>> START Selected passage
Clearly by the late 80s, these people like Ron Perlman. I shouldn't say this without sort of going through it, but I don't get the feeling that man has created a lot of value for investors in general. I think that is true of a lot of those people.

Hanson: So I want to go back to maybe the beginning of the book, the beginning of the theory, because one of the things that is great to read about as an observer is other people's failure. And I want to talk about Irving Fisher, who said in 1928 and 1929, that stocks had reached a "permanently high plateau." How was he so spectacularly wrong?

Fox: Irving Fisher is just such an interesting character because he was so smart, but he was such a goofball too. And I guess those things are combined a lot. Sylvia Nasar, who wrote A Beautiful Mind, has this giant, new economics book coming out called Grand Pursuit, which has, if possible, even more about Irving Fisher than my book does.

This is the guy who invented the Rolodex. You find in his writings around the turn of the century basically everything that later came to be known as academic finance from in the 50s and 60s, the idea of dividend discount model, the idea of diversification, the idea that stocks should, over time, outperform bonds. He was sort of the first or among the first to say all of these things.

What happened to him in the 20s is he sold his little index card company that became Rolodex. He sold to Remington Rand, which is one of the big, kind of technology companies of the day and he ended up a big shareholder of that, so he is suddenly rich. He had sort of married into wealth already, but he had earned it this time. He'd helped push Prohibition through.
>> END Selected passage
>> START Source material
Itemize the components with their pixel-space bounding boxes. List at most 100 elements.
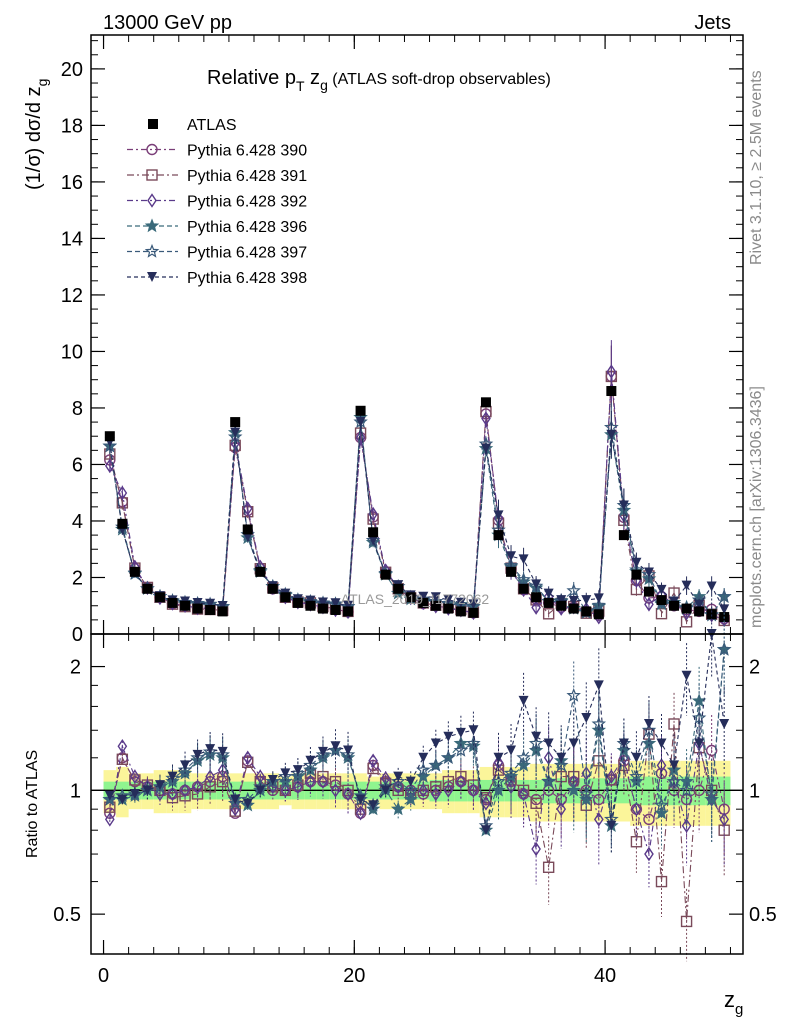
>> END Source material
* _Things to do_
1. According to the interview, which company bought Irving Fisher's index card business?
2. Reproduce the stretch of the interview from "Clearly by the" through "so spectacularly wrong?" word for word.
The lines have no connection to the interview.

* _Per-task outputs_
1. Remington Rand

2.
Clearly by the late 80s, these people like Ron Perlman. I shouldn't say this without sort of going through it, but I don't get the feeling that man has created a lot of value for investors in general. I think that is true of a lot of those people.

Hanson: So I want to go back to maybe the beginning of the book, the beginning of the theory, because one of the things that is great to read about as an observer is other people's failure. And I want to talk about Irving Fisher, who said in 1928 and 1929, that stocks had reached a "permanently high plateau." How was he so spectacularly wrong?